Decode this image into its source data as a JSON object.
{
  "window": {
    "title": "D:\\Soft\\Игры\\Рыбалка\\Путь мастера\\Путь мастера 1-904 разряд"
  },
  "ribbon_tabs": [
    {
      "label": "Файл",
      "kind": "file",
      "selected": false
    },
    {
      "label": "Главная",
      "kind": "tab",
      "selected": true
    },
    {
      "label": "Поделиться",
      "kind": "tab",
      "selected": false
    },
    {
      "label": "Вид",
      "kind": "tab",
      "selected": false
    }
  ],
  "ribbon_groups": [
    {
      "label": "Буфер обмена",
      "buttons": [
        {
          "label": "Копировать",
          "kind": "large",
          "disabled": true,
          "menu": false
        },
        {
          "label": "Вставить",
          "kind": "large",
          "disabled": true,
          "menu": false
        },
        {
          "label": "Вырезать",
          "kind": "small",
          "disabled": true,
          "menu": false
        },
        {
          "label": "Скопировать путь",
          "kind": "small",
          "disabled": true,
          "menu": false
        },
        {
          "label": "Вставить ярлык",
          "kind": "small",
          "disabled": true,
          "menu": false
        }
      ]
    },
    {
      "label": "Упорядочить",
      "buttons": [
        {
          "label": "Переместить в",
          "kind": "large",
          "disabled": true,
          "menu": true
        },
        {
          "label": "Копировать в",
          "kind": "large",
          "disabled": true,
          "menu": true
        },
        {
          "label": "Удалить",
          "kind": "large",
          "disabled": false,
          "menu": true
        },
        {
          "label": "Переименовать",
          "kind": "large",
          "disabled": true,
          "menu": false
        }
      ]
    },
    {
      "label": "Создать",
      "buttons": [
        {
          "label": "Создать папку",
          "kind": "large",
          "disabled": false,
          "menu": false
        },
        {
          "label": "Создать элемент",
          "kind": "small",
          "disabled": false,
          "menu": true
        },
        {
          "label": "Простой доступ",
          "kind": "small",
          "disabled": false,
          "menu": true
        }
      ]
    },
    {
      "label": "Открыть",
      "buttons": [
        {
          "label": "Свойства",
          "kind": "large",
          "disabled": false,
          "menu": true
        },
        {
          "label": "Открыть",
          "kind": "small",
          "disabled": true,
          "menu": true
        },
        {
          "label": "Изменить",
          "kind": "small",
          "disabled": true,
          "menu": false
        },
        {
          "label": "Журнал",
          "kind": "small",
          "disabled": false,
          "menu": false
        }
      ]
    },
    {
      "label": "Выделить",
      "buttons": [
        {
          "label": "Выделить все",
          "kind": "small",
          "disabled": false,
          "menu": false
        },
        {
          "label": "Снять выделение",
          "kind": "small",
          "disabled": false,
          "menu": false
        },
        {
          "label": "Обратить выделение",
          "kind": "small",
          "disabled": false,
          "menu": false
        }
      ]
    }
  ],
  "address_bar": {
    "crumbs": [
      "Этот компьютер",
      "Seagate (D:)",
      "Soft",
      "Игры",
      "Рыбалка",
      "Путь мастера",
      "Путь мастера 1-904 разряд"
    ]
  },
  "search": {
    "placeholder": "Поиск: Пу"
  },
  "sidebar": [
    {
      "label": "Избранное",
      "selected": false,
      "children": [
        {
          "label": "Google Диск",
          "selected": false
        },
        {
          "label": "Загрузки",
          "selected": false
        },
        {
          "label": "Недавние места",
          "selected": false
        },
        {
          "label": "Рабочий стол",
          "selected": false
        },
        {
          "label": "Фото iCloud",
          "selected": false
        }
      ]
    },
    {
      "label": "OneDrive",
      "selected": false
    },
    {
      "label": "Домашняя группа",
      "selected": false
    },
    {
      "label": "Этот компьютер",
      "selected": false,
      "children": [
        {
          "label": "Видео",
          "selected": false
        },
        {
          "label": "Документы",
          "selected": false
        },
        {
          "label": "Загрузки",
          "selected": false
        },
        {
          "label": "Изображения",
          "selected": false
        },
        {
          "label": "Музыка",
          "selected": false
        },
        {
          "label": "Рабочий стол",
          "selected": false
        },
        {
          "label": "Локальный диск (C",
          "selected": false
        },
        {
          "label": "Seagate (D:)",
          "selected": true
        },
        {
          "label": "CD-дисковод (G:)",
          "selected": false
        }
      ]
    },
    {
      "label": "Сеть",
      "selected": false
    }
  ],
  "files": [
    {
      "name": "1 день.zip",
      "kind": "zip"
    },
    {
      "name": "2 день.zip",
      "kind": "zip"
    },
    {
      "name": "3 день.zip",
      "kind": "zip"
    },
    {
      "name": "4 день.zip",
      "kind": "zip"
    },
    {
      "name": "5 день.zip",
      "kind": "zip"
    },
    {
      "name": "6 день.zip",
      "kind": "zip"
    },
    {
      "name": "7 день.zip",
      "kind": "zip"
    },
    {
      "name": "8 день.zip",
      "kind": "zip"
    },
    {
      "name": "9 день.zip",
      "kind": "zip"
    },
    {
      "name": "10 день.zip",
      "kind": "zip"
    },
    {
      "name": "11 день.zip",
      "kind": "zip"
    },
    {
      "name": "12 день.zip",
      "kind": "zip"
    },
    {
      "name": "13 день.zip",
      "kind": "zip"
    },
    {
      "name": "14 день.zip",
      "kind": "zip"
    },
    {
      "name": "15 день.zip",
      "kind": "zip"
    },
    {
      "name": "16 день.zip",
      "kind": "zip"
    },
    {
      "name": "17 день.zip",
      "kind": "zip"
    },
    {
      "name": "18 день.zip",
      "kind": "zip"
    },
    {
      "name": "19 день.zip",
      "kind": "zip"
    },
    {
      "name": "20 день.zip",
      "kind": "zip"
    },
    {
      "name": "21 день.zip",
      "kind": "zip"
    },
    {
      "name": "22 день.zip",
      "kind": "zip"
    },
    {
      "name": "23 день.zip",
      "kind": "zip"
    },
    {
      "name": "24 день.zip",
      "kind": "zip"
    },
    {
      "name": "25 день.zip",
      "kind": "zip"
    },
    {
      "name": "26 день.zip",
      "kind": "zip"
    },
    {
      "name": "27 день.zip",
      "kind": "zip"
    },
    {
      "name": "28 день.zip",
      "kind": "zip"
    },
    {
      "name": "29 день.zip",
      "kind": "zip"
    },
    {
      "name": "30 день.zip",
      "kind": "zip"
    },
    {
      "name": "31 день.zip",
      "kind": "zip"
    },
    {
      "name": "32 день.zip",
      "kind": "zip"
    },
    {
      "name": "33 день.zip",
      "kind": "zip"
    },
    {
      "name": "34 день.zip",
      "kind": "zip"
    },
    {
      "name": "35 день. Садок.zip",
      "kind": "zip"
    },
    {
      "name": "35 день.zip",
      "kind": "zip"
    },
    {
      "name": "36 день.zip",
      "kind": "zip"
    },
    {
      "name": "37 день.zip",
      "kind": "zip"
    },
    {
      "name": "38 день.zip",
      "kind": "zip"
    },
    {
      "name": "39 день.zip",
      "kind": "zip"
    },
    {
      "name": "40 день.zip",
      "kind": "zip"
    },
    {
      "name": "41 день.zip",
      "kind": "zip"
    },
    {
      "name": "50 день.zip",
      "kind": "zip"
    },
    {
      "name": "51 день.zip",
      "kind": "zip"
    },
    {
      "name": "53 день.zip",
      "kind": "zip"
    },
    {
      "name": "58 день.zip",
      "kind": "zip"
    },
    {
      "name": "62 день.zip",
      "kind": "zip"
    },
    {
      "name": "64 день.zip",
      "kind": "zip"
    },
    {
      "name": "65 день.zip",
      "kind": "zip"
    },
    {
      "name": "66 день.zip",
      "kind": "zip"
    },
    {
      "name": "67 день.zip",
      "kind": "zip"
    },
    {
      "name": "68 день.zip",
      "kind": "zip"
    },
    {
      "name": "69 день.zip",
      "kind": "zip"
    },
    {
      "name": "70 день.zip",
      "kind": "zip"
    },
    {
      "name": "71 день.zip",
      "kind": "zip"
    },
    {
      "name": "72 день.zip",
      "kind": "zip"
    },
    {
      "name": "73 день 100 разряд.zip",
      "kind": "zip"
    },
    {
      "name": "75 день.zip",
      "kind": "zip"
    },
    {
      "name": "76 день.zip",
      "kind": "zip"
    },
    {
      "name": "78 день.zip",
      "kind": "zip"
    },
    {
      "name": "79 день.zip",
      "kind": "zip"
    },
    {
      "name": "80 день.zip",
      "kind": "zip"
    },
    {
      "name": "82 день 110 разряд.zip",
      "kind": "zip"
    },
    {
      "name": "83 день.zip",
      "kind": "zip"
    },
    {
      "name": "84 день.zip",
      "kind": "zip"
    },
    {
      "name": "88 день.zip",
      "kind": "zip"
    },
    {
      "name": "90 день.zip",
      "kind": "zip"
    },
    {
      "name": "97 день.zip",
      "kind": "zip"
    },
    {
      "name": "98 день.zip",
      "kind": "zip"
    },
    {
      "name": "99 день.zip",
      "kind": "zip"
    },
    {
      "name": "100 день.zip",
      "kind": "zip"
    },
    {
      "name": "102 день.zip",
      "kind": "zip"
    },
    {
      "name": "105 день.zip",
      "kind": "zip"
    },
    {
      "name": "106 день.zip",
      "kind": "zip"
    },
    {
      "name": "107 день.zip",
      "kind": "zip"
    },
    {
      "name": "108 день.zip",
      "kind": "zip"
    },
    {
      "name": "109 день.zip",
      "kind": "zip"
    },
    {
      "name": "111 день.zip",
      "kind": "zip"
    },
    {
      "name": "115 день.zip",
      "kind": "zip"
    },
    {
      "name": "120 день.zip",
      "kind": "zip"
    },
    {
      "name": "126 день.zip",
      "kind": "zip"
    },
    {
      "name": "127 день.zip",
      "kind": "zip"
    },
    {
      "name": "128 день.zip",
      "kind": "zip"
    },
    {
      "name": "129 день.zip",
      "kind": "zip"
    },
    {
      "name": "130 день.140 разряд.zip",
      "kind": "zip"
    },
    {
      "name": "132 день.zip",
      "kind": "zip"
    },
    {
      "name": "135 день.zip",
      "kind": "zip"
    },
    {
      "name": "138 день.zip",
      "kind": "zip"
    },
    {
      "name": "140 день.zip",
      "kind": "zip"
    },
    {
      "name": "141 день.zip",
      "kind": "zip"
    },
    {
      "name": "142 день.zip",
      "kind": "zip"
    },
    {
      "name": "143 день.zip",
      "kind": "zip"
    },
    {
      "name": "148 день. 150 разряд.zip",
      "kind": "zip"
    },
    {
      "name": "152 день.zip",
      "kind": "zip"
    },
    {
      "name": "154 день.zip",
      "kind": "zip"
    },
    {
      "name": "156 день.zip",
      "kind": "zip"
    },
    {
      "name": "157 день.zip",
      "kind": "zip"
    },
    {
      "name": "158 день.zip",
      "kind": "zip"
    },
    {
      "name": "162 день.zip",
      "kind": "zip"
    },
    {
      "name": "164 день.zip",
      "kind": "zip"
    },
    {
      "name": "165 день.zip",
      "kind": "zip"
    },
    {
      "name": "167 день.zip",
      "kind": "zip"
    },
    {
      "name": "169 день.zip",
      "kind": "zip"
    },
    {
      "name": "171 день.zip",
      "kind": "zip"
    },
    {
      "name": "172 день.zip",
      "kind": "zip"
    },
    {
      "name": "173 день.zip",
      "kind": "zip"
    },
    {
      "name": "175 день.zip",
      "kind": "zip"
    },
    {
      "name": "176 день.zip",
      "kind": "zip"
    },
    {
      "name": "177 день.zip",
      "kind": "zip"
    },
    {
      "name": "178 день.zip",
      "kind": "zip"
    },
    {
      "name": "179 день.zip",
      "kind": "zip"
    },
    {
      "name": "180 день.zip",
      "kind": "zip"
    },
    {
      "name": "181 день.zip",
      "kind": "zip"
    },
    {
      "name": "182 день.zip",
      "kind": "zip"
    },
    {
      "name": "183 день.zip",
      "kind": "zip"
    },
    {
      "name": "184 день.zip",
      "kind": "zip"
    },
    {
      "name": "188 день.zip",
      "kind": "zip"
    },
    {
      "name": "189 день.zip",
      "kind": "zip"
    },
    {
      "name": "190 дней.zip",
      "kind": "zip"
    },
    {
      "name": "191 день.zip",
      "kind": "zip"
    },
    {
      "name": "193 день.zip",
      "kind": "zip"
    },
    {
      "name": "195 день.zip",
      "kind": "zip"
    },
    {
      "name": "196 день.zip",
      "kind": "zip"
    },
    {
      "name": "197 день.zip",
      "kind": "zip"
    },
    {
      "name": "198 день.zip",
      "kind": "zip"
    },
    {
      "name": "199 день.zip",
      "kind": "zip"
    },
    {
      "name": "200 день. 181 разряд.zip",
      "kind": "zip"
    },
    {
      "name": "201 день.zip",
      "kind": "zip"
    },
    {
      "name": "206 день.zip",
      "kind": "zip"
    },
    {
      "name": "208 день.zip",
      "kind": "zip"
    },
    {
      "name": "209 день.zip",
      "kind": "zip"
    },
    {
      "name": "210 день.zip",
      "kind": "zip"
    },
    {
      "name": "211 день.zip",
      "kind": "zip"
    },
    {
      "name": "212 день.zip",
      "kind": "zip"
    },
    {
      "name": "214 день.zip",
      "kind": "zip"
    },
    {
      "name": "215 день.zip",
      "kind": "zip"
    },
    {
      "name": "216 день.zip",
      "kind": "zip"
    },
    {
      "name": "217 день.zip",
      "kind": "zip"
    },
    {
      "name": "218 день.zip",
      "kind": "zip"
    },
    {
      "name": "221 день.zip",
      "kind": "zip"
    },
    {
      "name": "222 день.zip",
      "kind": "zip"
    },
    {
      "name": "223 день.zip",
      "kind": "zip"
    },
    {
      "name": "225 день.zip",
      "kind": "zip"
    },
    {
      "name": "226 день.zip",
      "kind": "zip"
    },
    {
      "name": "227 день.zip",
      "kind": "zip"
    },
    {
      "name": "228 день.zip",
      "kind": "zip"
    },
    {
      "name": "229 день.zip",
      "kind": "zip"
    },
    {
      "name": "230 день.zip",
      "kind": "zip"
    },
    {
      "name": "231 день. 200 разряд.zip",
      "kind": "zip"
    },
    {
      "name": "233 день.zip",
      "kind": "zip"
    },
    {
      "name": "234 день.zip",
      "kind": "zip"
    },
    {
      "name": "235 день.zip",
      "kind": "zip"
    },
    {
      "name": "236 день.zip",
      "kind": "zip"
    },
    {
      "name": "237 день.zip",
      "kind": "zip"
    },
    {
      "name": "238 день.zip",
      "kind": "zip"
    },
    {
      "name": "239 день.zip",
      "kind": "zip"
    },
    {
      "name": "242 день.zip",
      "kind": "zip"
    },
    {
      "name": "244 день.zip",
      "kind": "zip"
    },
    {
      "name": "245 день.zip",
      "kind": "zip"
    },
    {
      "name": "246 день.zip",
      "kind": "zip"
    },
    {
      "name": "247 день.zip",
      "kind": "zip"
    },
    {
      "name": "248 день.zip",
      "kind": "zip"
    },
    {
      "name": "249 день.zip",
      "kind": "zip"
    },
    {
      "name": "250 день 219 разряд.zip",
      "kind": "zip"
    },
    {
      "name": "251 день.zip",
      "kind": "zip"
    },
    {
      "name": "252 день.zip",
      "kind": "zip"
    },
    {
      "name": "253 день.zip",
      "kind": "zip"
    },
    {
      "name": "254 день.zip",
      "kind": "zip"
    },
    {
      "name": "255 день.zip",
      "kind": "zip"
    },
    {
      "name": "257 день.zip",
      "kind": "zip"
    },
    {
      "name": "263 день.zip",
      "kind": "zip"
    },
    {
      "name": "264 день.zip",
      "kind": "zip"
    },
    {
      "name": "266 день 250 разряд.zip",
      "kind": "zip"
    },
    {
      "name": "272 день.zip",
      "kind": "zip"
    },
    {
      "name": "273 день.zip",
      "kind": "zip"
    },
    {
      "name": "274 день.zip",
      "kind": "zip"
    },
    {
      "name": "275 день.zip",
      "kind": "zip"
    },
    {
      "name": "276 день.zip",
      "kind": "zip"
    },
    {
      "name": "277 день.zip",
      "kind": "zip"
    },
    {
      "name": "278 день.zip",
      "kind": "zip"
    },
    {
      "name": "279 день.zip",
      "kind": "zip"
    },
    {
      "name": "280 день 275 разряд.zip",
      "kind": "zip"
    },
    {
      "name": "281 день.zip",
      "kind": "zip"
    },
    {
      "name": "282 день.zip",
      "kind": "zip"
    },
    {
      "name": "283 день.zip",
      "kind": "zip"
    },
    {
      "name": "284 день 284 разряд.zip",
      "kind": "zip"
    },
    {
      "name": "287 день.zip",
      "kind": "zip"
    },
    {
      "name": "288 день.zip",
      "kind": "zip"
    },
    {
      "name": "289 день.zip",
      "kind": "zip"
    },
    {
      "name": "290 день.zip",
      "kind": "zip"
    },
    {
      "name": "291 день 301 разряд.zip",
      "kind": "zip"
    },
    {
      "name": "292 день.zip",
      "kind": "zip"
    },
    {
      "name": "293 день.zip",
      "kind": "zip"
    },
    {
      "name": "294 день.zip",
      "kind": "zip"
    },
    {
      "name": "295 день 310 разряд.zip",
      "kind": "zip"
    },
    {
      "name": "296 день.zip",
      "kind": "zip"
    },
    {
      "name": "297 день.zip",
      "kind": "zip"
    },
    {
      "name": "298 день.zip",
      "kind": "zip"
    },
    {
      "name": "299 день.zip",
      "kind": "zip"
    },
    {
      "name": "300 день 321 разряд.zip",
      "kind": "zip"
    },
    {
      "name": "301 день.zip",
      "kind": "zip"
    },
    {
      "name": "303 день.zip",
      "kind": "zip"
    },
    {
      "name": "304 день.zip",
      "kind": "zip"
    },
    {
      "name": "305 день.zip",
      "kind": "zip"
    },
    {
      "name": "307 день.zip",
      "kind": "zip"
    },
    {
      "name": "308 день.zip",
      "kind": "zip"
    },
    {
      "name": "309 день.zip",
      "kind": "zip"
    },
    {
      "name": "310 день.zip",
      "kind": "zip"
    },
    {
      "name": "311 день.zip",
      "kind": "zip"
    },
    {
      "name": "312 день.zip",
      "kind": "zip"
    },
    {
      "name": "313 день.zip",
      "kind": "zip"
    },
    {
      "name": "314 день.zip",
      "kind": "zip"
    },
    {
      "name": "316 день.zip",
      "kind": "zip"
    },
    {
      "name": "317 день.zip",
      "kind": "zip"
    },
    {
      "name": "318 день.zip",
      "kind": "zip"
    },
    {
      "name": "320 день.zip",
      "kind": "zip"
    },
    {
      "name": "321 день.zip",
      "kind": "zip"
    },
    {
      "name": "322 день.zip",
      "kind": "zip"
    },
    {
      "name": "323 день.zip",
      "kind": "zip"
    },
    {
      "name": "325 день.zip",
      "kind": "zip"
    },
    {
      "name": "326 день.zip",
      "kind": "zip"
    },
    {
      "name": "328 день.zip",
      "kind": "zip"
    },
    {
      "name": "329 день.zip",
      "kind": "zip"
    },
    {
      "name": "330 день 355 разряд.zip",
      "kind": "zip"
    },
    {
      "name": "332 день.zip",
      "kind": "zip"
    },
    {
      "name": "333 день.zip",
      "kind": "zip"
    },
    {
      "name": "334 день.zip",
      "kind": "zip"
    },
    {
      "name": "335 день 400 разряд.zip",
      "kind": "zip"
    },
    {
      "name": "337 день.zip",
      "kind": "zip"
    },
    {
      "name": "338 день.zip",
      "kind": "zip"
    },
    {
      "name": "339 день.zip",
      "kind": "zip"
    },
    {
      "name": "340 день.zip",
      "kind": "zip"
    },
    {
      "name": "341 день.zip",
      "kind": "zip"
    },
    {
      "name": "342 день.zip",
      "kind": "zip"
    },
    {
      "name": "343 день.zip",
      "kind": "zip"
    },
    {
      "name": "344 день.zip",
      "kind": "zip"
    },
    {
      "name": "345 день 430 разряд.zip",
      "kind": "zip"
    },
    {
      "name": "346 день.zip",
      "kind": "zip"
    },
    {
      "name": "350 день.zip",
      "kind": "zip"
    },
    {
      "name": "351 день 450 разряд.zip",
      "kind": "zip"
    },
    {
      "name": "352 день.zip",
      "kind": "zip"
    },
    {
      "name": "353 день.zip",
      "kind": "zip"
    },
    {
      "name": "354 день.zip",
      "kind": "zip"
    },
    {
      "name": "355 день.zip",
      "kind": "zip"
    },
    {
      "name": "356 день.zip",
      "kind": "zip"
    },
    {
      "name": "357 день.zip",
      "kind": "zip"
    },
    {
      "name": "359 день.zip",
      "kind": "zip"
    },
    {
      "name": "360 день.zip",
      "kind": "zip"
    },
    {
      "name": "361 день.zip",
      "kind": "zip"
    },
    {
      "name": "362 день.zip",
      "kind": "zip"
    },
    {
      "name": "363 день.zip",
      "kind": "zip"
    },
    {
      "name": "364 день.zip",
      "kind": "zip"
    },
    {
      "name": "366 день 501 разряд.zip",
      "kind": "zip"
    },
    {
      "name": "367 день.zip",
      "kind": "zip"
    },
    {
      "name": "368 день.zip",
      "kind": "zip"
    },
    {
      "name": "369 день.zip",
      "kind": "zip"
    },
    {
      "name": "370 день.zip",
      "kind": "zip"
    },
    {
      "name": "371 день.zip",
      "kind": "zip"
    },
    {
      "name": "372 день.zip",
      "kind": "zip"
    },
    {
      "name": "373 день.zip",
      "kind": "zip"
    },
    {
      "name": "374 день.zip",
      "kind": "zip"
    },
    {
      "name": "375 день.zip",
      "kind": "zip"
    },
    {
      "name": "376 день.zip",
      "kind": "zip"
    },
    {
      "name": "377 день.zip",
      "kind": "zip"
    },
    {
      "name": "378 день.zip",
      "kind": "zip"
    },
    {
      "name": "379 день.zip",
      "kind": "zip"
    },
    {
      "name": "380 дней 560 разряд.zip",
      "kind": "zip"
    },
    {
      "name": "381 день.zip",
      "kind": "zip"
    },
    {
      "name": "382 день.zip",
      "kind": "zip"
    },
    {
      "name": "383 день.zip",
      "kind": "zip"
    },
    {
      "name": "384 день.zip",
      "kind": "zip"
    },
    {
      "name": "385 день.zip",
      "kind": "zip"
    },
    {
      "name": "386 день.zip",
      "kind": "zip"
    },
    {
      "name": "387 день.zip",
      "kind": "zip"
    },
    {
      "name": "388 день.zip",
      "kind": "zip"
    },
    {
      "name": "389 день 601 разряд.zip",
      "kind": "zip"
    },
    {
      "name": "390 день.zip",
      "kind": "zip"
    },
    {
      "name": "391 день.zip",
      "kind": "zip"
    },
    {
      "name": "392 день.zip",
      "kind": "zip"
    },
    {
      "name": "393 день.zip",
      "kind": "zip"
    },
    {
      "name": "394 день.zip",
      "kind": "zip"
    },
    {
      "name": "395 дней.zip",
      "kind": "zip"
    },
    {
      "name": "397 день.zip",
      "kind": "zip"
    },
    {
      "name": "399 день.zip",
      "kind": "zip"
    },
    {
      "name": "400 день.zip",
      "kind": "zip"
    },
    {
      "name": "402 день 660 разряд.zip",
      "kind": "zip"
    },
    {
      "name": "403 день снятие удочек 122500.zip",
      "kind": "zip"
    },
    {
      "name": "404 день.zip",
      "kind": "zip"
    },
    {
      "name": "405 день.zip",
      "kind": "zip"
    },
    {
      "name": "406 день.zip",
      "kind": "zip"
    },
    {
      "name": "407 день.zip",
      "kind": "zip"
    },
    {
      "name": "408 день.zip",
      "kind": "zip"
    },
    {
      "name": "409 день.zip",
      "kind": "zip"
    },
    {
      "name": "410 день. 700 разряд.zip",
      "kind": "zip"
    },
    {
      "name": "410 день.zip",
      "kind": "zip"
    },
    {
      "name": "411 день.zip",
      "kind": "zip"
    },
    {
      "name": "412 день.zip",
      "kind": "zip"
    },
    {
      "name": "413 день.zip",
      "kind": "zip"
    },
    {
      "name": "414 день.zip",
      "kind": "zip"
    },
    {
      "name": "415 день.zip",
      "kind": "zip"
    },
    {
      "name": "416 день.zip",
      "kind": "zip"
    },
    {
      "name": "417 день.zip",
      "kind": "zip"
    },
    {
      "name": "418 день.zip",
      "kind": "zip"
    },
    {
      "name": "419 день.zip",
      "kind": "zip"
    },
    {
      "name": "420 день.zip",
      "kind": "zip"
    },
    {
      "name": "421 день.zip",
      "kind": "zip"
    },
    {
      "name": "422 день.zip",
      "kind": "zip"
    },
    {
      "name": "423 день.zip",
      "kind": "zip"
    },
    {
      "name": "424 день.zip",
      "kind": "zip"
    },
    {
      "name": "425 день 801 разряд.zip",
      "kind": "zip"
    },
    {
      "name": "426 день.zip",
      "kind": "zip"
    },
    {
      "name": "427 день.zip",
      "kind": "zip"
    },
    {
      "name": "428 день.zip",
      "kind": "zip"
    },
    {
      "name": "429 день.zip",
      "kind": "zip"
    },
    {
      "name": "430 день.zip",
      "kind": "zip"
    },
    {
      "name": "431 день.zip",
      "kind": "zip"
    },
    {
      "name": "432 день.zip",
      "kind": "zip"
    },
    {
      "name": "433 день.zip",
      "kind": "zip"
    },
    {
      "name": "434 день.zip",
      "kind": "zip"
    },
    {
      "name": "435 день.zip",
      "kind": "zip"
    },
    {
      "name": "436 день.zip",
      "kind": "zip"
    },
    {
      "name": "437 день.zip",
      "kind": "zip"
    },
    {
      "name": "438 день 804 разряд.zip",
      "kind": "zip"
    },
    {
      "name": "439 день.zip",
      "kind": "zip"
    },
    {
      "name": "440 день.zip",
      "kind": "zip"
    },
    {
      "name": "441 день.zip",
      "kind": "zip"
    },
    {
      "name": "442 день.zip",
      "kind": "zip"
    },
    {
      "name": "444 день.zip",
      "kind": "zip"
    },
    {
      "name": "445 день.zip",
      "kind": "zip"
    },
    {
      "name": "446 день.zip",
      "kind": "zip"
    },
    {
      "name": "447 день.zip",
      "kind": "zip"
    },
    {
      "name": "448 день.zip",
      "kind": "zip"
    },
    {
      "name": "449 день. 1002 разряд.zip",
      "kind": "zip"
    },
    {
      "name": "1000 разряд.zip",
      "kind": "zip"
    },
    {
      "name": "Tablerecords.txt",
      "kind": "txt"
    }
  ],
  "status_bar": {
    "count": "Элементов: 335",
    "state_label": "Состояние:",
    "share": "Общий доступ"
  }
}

________________________________________

## WHAT TO WORK ON
Using the listing, collect all lines in which the string "Рыбалка" is found.

## ANSWER TO THIS TASK
    "title": "D:\\Soft\\Игры\\Рыбалка\\Путь мастера\\Путь мастера 1-904 разряд"
      "Рыбалка",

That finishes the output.